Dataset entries
[start]

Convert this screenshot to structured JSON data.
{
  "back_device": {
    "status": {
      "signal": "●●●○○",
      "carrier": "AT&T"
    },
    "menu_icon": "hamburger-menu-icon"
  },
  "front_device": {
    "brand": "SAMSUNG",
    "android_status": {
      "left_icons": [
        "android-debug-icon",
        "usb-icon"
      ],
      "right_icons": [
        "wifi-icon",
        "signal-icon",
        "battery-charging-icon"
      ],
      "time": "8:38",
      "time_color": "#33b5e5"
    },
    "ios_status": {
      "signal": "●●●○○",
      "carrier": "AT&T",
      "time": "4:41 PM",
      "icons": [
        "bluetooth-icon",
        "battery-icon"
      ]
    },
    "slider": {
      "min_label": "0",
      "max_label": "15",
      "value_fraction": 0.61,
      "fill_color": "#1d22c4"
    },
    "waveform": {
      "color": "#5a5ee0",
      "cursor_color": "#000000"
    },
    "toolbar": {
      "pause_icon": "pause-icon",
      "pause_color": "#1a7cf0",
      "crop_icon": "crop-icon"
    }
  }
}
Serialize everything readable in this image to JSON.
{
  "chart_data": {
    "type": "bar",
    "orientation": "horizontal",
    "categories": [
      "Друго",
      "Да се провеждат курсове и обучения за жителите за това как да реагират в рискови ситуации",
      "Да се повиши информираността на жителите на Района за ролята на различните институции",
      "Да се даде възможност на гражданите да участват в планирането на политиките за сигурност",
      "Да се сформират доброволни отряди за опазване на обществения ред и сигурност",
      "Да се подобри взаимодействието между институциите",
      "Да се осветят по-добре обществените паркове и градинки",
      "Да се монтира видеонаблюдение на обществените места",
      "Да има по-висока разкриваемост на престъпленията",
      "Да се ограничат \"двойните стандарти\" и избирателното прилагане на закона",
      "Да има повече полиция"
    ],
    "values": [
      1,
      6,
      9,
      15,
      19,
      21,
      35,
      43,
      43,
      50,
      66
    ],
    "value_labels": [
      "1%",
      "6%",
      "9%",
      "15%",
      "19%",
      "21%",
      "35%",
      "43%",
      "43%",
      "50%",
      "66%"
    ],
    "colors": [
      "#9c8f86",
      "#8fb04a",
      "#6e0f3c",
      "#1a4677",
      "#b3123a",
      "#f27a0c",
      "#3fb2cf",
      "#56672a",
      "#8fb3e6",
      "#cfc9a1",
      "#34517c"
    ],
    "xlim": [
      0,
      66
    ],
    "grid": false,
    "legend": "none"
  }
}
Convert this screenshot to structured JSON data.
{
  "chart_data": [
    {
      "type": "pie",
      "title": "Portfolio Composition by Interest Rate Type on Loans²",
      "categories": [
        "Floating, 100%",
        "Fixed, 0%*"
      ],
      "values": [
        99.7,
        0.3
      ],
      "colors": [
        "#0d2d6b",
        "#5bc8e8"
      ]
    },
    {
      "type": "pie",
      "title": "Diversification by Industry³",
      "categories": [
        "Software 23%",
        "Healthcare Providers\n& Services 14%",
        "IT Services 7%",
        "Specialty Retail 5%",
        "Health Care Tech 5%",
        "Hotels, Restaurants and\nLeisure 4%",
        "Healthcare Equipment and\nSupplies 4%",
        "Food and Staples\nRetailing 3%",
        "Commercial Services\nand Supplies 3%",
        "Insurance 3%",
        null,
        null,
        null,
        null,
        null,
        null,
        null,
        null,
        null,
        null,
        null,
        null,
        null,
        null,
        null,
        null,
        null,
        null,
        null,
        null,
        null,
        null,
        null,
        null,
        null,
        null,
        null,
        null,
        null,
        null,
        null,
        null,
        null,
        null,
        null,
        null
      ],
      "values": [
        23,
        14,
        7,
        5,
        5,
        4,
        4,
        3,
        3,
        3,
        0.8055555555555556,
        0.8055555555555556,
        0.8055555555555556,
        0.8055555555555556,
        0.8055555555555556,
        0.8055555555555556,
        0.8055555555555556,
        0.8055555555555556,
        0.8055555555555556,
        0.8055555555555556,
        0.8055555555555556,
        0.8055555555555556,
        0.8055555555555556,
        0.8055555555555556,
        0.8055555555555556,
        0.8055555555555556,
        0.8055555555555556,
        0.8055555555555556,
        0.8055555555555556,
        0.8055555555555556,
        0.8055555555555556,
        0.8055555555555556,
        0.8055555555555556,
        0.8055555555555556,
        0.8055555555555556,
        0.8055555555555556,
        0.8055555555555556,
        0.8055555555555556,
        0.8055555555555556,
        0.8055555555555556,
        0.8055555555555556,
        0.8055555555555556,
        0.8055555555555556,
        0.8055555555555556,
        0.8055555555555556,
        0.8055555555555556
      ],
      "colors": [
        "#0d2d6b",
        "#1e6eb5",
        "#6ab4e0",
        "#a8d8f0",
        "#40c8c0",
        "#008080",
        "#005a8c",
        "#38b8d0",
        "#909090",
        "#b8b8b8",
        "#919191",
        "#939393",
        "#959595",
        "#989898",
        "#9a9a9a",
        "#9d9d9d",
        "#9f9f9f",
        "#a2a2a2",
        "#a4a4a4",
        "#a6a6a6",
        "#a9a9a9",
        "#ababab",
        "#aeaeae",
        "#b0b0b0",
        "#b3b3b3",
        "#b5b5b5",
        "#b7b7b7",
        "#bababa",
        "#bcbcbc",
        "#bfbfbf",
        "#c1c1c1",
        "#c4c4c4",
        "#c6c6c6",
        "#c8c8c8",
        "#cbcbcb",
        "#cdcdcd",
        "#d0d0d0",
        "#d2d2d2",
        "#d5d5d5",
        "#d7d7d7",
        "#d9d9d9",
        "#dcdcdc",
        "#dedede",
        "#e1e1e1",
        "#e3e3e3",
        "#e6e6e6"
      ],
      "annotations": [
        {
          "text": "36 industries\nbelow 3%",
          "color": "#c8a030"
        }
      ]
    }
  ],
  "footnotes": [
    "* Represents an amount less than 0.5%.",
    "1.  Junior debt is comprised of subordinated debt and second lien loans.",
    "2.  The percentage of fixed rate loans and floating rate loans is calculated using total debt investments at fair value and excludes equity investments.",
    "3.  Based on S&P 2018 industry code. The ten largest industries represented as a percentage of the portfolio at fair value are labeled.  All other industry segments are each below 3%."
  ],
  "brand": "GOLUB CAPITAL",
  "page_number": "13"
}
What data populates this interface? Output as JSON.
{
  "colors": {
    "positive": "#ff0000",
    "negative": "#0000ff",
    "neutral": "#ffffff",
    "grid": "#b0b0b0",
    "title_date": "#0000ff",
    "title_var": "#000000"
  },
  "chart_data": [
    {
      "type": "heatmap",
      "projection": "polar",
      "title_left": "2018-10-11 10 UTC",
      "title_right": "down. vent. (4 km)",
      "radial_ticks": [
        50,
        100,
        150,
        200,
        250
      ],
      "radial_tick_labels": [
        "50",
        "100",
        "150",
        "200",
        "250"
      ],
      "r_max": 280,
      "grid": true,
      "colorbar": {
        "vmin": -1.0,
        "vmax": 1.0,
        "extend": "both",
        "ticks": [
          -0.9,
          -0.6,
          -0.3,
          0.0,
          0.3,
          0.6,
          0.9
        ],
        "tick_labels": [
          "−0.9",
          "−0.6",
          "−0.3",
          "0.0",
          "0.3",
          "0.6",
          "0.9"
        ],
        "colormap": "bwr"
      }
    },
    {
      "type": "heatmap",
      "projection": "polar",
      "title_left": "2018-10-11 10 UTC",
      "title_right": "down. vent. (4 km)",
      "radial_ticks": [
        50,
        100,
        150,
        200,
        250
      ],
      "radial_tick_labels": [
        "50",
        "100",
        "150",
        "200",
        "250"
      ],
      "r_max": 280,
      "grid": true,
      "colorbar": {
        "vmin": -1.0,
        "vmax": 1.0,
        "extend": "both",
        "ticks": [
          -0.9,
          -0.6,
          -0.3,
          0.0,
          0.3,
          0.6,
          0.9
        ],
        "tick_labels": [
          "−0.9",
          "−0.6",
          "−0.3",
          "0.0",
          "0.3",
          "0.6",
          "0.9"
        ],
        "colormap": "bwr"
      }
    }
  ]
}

[end]

Written request
Return each line among the entries that holds the word "this".

Solved exercise
Convert this screenshot to structured JSON data.
Serialize everything readable in this image to JSON.
Convert this screenshot to structured JSON data.
What data populates this interface? Output as JSON.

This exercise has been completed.